[begin Record excerpts]

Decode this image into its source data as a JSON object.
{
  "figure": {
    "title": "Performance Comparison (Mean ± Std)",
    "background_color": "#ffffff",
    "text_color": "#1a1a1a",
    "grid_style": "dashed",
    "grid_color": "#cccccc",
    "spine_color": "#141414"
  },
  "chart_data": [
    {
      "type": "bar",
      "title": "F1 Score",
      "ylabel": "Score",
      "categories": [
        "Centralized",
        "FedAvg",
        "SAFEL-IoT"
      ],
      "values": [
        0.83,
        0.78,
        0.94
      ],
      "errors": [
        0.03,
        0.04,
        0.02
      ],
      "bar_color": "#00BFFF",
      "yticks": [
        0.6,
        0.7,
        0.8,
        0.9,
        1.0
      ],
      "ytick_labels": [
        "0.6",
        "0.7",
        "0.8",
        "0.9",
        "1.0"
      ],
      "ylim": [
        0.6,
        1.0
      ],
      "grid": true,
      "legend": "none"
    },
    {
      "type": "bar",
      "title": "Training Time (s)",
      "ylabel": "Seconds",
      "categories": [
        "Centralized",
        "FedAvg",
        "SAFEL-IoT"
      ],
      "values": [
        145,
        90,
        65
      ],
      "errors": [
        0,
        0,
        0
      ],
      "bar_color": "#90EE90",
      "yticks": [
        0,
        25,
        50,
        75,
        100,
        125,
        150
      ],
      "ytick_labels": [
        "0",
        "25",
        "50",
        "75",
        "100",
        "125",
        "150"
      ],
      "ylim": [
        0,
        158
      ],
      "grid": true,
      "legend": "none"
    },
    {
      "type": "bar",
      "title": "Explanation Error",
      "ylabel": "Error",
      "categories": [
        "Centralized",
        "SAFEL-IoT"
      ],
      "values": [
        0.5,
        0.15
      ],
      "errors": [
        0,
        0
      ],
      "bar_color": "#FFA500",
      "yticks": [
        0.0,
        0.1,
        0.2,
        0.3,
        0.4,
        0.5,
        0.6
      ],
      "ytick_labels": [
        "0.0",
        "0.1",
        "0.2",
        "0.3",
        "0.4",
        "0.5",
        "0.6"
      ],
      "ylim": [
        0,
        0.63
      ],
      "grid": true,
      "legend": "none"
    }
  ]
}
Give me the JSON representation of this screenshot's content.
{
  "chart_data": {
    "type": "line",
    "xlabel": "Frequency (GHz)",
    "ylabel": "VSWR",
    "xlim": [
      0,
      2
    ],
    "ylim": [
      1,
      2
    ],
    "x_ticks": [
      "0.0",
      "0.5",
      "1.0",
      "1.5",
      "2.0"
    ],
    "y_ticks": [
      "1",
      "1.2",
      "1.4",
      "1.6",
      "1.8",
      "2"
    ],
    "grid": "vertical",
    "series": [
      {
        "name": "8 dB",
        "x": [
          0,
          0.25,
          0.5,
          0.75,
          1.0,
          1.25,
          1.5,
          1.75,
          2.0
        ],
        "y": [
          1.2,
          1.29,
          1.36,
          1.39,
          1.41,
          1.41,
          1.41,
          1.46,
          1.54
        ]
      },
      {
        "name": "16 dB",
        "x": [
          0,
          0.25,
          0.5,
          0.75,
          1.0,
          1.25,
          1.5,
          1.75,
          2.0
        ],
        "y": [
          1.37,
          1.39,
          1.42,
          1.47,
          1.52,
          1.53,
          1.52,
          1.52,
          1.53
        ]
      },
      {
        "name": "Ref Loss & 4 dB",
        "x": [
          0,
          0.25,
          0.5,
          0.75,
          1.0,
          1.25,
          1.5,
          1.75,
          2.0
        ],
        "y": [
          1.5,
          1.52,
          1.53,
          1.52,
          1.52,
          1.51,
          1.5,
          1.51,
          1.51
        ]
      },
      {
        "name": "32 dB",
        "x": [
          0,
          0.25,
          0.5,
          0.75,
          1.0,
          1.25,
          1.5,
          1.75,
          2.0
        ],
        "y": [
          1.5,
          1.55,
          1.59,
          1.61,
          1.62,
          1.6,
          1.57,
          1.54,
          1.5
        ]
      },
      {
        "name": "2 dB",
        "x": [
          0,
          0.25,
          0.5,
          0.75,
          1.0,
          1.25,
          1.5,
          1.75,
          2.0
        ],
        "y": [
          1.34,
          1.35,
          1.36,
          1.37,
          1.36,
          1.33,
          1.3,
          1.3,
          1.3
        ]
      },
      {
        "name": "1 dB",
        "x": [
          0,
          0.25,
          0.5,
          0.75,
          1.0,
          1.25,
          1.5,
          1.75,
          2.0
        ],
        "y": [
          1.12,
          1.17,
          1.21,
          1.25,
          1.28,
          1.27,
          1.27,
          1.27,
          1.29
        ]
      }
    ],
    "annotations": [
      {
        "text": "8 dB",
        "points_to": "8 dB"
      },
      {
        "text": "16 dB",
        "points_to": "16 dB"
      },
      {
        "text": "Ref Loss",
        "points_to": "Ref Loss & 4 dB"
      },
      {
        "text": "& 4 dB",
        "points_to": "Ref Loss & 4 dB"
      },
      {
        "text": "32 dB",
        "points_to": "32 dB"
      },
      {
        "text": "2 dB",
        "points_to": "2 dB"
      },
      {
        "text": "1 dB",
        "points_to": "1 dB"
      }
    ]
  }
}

[end Record excerpts]

## To be done
Exactly as written, please output every entry.

## Result for this task
Decode this image into its source data as a JSON object.
{
  "figure": {
    "title": "Performance Comparison (Mean ± Std)",
    "background_color": "#ffffff",
    "text_color": "#1a1a1a",
    "grid_style": "dashed",
    "grid_color": "#cccccc",
    "spine_color": "#141414"
  },
  "chart_data": [
    {
      "type": "bar",
      "title": "F1 Score",
      "ylabel": "Score",
      "categories": [
        "Centralized",
        "FedAvg",
        "SAFEL-IoT"
      ],
      "values": [
        0.83,
        0.78,
        0.94
      ],
      "errors": [
        0.03,
        0.04,
        0.02
      ],
      "bar_color": "#00BFFF",
      "yticks": [
        0.6,
        0.7,
        0.8,
        0.9,
        1.0
      ],
      "ytick_labels": [
        "0.6",
        "0.7",
        "0.8",
        "0.9",
        "1.0"
      ],
      "ylim": [
        0.6,
        1.0
      ],
      "grid": true,
      "legend": "none"
    },
    {
      "type": "bar",
      "title": "Training Time (s)",
      "ylabel": "Seconds",
      "categories": [
        "Centralized",
        "FedAvg",
        "SAFEL-IoT"
      ],
      "values": [
        145,
        90,
        65
      ],
      "errors": [
        0,
        0,
        0
      ],
      "bar_color": "#90EE90",
      "yticks": [
        0,
        25,
        50,
        75,
        100,
        125,
        150
      ],
      "ytick_labels": [
        "0",
        "25",
        "50",
        "75",
        "100",
        "125",
        "150"
      ],
      "ylim": [
        0,
        158
      ],
      "grid": true,
      "legend": "none"
    },
    {
      "type": "bar",
      "title": "Explanation Error",
      "ylabel": "Error",
      "categories": [
        "Centralized",
        "SAFEL-IoT"
      ],
      "values": [
        0.5,
        0.15
      ],
      "errors": [
        0,
        0
      ],
      "bar_color": "#FFA500",
      "yticks": [
        0.0,
        0.1,
        0.2,
        0.3,
        0.4,
        0.5,
        0.6
      ],
      "ytick_labels": [
        "0.0",
        "0.1",
        "0.2",
        "0.3",
        "0.4",
        "0.5",
        "0.6"
      ],
      "ylim": [
        0,
        0.63
      ],
      "grid": true,
      "legend": "none"
    }
  ]
}
Give me the JSON representation of this screenshot's content.
{
  "chart_data": {
    "type": "line",
    "xlabel": "Frequency (GHz)",
    "ylabel": "VSWR",
    "xlim": [
      0,
      2
    ],
    "ylim": [
      1,
      2
    ],
    "x_ticks": [
      "0.0",
      "0.5",
      "1.0",
      "1.5",
      "2.0"
    ],
    "y_ticks": [
      "1",
      "1.2",
      "1.4",
      "1.6",
      "1.8",
      "2"
    ],
    "grid": "vertical",
    "series": [
      {
        "name": "8 dB",
        "x": [
          0,
          0.25,
          0.5,
          0.75,
          1.0,
          1.25,
          1.5,
          1.75,
          2.0
        ],
        "y": [
          1.2,
          1.29,
          1.36,
          1.39,
          1.41,
          1.41,
          1.41,
          1.46,
          1.54
        ]
      },
      {
        "name": "16 dB",
        "x": [
          0,
          0.25,
          0.5,
          0.75,
          1.0,
          1.25,
          1.5,
          1.75,
          2.0
        ],
        "y": [
          1.37,
          1.39,
          1.42,
          1.47,
          1.52,
          1.53,
          1.52,
          1.52,
          1.53
        ]
      },
      {
        "name": "Ref Loss & 4 dB",
        "x": [
          0,
          0.25,
          0.5,
          0.75,
          1.0,
          1.25,
          1.5,
          1.75,
          2.0
        ],
        "y": [
          1.5,
          1.52,
          1.53,
          1.52,
          1.52,
          1.51,
          1.5,
          1.51,
          1.51
        ]
      },
      {
        "name": "32 dB",
        "x": [
          0,
          0.25,
          0.5,
          0.75,
          1.0,
          1.25,
          1.5,
          1.75,
          2.0
        ],
        "y": [
          1.5,
          1.55,
          1.59,
          1.61,
          1.62,
          1.6,
          1.57,
          1.54,
          1.5
        ]
      },
      {
        "name": "2 dB",
        "x": [
          0,
          0.25,
          0.5,
          0.75,
          1.0,
          1.25,
          1.5,
          1.75,
          2.0
        ],
        "y": [
          1.34,
          1.35,
          1.36,
          1.37,
          1.36,
          1.33,
          1.3,
          1.3,
          1.3
        ]
      },
      {
        "name": "1 dB",
        "x": [
          0,
          0.25,
          0.5,
          0.75,
          1.0,
          1.25,
          1.5,
          1.75,
          2.0
        ],
        "y": [
          1.12,
          1.17,
          1.21,
          1.25,
          1.28,
          1.27,
          1.27,
          1.27,
          1.29
        ]
      }
    ],
    "annotations": [
      {
        "text": "8 dB",
        "points_to": "8 dB"
      },
      {
        "text": "16 dB",
        "points_to": "16 dB"
      },
      {
        "text": "Ref Loss",
        "points_to": "Ref Loss & 4 dB"
      },
      {
        "text": "& 4 dB",
        "points_to": "Ref Loss & 4 dB"
      },
      {
        "text": "32 dB",
        "points_to": "32 dB"
      },
      {
        "text": "2 dB",
        "points_to": "2 dB"
      },
      {
        "text": "1 dB",
        "points_to": "1 dB"
      }
    ]
  }
}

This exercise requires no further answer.